What is being asked => Your task is to output the data exactly as it stands.

[Recorded data]
+++++

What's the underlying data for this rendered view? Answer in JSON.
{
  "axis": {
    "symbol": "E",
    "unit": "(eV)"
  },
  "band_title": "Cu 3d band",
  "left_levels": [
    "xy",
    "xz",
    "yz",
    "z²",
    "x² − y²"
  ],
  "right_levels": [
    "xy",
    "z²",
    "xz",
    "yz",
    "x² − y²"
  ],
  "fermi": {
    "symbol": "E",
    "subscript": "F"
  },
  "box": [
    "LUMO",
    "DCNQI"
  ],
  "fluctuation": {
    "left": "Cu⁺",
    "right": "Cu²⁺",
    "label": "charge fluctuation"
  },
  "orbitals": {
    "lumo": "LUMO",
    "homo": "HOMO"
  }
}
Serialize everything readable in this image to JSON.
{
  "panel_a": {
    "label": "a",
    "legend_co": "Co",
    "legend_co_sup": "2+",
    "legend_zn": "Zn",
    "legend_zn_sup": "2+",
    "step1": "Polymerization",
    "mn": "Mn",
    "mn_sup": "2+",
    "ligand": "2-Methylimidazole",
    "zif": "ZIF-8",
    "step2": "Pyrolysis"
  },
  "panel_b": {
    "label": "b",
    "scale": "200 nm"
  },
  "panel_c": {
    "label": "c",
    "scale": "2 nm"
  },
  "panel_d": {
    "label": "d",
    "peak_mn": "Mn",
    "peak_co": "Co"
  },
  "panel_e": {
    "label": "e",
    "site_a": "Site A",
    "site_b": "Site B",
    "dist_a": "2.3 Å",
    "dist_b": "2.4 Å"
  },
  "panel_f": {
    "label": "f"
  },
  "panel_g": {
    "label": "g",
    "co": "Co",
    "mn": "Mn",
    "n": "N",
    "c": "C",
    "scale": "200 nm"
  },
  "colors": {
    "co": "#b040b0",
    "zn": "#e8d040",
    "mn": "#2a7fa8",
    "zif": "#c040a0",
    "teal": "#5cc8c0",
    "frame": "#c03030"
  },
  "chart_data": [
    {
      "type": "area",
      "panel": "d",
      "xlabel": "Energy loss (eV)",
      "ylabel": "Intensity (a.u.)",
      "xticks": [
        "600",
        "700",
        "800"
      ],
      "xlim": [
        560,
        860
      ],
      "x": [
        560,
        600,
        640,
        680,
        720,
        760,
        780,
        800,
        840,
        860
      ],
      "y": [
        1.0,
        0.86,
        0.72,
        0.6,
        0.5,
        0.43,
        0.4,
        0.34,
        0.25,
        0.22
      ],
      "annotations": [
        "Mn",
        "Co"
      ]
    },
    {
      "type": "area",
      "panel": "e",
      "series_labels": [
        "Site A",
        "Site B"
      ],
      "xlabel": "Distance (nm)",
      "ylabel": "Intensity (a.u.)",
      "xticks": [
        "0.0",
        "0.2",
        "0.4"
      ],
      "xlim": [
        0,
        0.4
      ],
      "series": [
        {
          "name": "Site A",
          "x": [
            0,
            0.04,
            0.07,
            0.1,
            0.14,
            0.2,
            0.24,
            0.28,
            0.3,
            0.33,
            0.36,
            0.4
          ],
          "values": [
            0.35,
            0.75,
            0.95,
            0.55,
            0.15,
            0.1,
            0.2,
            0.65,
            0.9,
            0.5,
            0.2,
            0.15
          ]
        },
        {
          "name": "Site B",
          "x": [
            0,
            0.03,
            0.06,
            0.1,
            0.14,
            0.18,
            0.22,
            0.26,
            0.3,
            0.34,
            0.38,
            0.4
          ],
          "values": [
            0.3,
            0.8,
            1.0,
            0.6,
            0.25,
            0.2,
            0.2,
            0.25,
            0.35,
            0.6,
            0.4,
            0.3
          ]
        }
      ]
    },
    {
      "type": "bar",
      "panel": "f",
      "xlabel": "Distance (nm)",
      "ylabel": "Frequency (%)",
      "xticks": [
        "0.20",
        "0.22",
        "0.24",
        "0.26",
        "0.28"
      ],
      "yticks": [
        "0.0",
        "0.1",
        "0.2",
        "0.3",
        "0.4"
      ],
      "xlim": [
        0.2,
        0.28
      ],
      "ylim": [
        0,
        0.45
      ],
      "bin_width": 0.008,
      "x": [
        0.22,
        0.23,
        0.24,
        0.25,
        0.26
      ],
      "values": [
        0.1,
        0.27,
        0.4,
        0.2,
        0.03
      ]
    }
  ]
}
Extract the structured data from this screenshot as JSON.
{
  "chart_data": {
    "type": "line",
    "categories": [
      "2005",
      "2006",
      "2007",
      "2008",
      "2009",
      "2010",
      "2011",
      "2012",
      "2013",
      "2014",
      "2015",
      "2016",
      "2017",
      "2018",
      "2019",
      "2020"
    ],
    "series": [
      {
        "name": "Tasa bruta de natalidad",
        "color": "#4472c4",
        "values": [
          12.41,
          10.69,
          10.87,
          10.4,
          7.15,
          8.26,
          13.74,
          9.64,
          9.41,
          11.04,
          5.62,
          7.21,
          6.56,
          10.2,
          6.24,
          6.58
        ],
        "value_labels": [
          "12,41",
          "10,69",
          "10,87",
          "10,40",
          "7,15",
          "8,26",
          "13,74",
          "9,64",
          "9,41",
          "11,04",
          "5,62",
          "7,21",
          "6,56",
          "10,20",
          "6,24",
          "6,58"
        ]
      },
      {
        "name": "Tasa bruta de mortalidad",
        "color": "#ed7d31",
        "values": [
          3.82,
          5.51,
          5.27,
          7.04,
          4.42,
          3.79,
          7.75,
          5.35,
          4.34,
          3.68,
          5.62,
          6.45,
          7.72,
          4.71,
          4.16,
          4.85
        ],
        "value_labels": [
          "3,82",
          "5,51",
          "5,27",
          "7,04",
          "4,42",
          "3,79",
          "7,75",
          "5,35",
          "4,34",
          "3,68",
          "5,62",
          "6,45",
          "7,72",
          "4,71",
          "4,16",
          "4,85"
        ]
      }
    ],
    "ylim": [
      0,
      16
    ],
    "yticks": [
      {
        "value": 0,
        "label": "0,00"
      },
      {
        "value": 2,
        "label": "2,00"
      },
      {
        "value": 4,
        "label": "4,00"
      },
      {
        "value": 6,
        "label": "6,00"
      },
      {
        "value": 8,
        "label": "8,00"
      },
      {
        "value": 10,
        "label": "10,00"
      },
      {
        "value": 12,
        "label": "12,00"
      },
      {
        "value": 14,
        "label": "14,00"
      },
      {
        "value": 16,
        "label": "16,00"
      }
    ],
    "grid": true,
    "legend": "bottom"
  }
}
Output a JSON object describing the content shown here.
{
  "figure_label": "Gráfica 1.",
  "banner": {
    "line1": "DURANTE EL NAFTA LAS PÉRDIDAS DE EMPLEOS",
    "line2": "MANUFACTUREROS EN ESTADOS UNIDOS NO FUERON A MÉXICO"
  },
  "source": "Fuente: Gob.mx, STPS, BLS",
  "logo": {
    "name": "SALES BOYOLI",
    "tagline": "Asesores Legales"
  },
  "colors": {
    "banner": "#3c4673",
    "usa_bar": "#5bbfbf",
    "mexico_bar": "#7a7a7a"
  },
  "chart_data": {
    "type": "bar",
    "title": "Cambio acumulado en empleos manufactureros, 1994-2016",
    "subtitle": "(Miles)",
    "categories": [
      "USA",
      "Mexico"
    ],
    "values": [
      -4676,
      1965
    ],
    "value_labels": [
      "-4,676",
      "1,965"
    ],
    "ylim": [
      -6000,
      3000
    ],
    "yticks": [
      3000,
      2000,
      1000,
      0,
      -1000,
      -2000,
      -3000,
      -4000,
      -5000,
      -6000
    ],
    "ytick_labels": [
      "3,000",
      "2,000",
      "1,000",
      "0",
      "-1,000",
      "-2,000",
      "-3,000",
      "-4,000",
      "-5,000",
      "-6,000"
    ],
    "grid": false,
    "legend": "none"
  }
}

+++++

Written response =>
What's the underlying data for this rendered view? Answer in JSON.
{
  "axis": {
    "symbol": "E",
    "unit": "(eV)"
  },
  "band_title": "Cu 3d band",
  "left_levels": [
    "xy",
    "xz",
    "yz",
    "z²",
    "x² − y²"
  ],
  "right_levels": [
    "xy",
    "z²",
    "xz",
    "yz",
    "x² − y²"
  ],
  "fermi": {
    "symbol": "E",
    "subscript": "F"
  },
  "box": [
    "LUMO",
    "DCNQI"
  ],
  "fluctuation": {
    "left": "Cu⁺",
    "right": "Cu²⁺",
    "label": "charge fluctuation"
  },
  "orbitals": {
    "lumo": "LUMO",
    "homo": "HOMO"
  }
}
Serialize everything readable in this image to JSON.
{
  "panel_a": {
    "label": "a",
    "legend_co": "Co",
    "legend_co_sup": "2+",
    "legend_zn": "Zn",
    "legend_zn_sup": "2+",
    "step1": "Polymerization",
    "mn": "Mn",
    "mn_sup": "2+",
    "ligand": "2-Methylimidazole",
    "zif": "ZIF-8",
    "step2": "Pyrolysis"
  },
  "panel_b": {
    "label": "b",
    "scale": "200 nm"
  },
  "panel_c": {
    "label": "c",
    "scale": "2 nm"
  },
  "panel_d": {
    "label": "d",
    "peak_mn": "Mn",
    "peak_co": "Co"
  },
  "panel_e": {
    "label": "e",
    "site_a": "Site A",
    "site_b": "Site B",
    "dist_a": "2.3 Å",
    "dist_b": "2.4 Å"
  },
  "panel_f": {
    "label": "f"
  },
  "panel_g": {
    "label": "g",
    "co": "Co",
    "mn": "Mn",
    "n": "N",
    "c": "C",
    "scale": "200 nm"
  },
  "colors": {
    "co": "#b040b0",
    "zn": "#e8d040",
    "mn": "#2a7fa8",
    "zif": "#c040a0",
    "teal": "#5cc8c0",
    "frame": "#c03030"
  },
  "chart_data": [
    {
      "type": "area",
      "panel": "d",
      "xlabel": "Energy loss (eV)",
      "ylabel": "Intensity (a.u.)",
      "xticks": [
        "600",
        "700",
        "800"
      ],
      "xlim": [
        560,
        860
      ],
      "x": [
        560,
        600,
        640,
        680,
        720,
        760,
        780,
        800,
        840,
        860
      ],
      "y": [
        1.0,
        0.86,
        0.72,
        0.6,
        0.5,
        0.43,
        0.4,
        0.34,
        0.25,
        0.22
      ],
      "annotations": [
        "Mn",
        "Co"
      ]
    },
    {
      "type": "area",
      "panel": "e",
      "series_labels": [
        "Site A",
        "Site B"
      ],
      "xlabel": "Distance (nm)",
      "ylabel": "Intensity (a.u.)",
      "xticks": [
        "0.0",
        "0.2",
        "0.4"
      ],
      "xlim": [
        0,
        0.4
      ],
      "series": [
        {
          "name": "Site A",
          "x": [
            0,
            0.04,
            0.07,
            0.1,
            0.14,
            0.2,
            0.24,
            0.28,
            0.3,
            0.33,
            0.36,
            0.4
          ],
          "values": [
            0.35,
            0.75,
            0.95,
            0.55,
            0.15,
            0.1,
            0.2,
            0.65,
            0.9,
            0.5,
            0.2,
            0.15
          ]
        },
        {
          "name": "Site B",
          "x": [
            0,
            0.03,
            0.06,
            0.1,
            0.14,
            0.18,
            0.22,
            0.26,
            0.3,
            0.34,
            0.38,
            0.4
          ],
          "values": [
            0.3,
            0.8,
            1.0,
            0.6,
            0.25,
            0.2,
            0.2,
            0.25,
            0.35,
            0.6,
            0.4,
            0.3
          ]
        }
      ]
    },
    {
      "type": "bar",
      "panel": "f",
      "xlabel": "Distance (nm)",
      "ylabel": "Frequency (%)",
      "xticks": [
        "0.20",
        "0.22",
        "0.24",
        "0.26",
        "0.28"
      ],
      "yticks": [
        "0.0",
        "0.1",
        "0.2",
        "0.3",
        "0.4"
      ],
      "xlim": [
        0.2,
        0.28
      ],
      "ylim": [
        0,
        0.45
      ],
      "bin_width": 0.008,
      "x": [
        0.22,
        0.23,
        0.24,
        0.25,
        0.26
      ],
      "values": [
        0.1,
        0.27,
        0.4,
        0.2,
        0.03
      ]
    }
  ]
}
Extract the structured data from this screenshot as JSON.
{
  "chart_data": {
    "type": "line",
    "categories": [
      "2005",
      "2006",
      "2007",
      "2008",
      "2009",
      "2010",
      "2011",
      "2012",
      "2013",
      "2014",
      "2015",
      "2016",
      "2017",
      "2018",
      "2019",
      "2020"
    ],
    "series": [
      {
        "name": "Tasa bruta de natalidad",
        "color": "#4472c4",
        "values": [
          12.41,
          10.69,
          10.87,
          10.4,
          7.15,
          8.26,
          13.74,
          9.64,
          9.41,
          11.04,
          5.62,
          7.21,
          6.56,
          10.2,
          6.24,
          6.58
        ],
        "value_labels": [
          "12,41",
          "10,69",
          "10,87",
          "10,40",
          "7,15",
          "8,26",
          "13,74",
          "9,64",
          "9,41",
          "11,04",
          "5,62",
          "7,21",
          "6,56",
          "10,20",
          "6,24",
          "6,58"
        ]
      },
      {
        "name": "Tasa bruta de mortalidad",
        "color": "#ed7d31",
        "values": [
          3.82,
          5.51,
          5.27,
          7.04,
          4.42,
          3.79,
          7.75,
          5.35,
          4.34,
          3.68,
          5.62,
          6.45,
          7.72,
          4.71,
          4.16,
          4.85
        ],
        "value_labels": [
          "3,82",
          "5,51",
          "5,27",
          "7,04",
          "4,42",
          "3,79",
          "7,75",
          "5,35",
          "4,34",
          "3,68",
          "5,62",
          "6,45",
          "7,72",
          "4,71",
          "4,16",
          "4,85"
        ]
      }
    ],
    "ylim": [
      0,
      16
    ],
    "yticks": [
      {
        "value": 0,
        "label": "0,00"
      },
      {
        "value": 2,
        "label": "2,00"
      },
      {
        "value": 4,
        "label": "4,00"
      },
      {
        "value": 6,
        "label": "6,00"
      },
      {
        "value": 8,
        "label": "8,00"
      },
      {
        "value": 10,
        "label": "10,00"
      },
      {
        "value": 12,
        "label": "12,00"
      },
      {
        "value": 14,
        "label": "14,00"
      },
      {
        "value": 16,
        "label": "16,00"
      }
    ],
    "grid": true,
    "legend": "bottom"
  }
}
Output a JSON object describing the content shown here.
{
  "figure_label": "Gráfica 1.",
  "banner": {
    "line1": "DURANTE EL NAFTA LAS PÉRDIDAS DE EMPLEOS",
    "line2": "MANUFACTUREROS EN ESTADOS UNIDOS NO FUERON A MÉXICO"
  },
  "source": "Fuente: Gob.mx, STPS, BLS",
  "logo": {
    "name": "SALES BOYOLI",
    "tagline": "Asesores Legales"
  },
  "colors": {
    "banner": "#3c4673",
    "usa_bar": "#5bbfbf",
    "mexico_bar": "#7a7a7a"
  },
  "chart_data": {
    "type": "bar",
    "title": "Cambio acumulado en empleos manufactureros, 1994-2016",
    "subtitle": "(Miles)",
    "categories": [
      "USA",
      "Mexico"
    ],
    "values": [
      -4676,
      1965
    ],
    "value_labels": [
      "-4,676",
      "1,965"
    ],
    "ylim": [
      -6000,
      3000
    ],
    "yticks": [
      3000,
      2000,
      1000,
      0,
      -1000,
      -2000,
      -3000,
      -4000,
      -5000,
      -6000
    ],
    "ytick_labels": [
      "3,000",
      "2,000",
      "1,000",
      "0",
      "-1,000",
      "-2,000",
      "-3,000",
      "-4,000",
      "-5,000",
      "-6,000"
    ],
    "grid": false,
    "legend": "none"
  }
}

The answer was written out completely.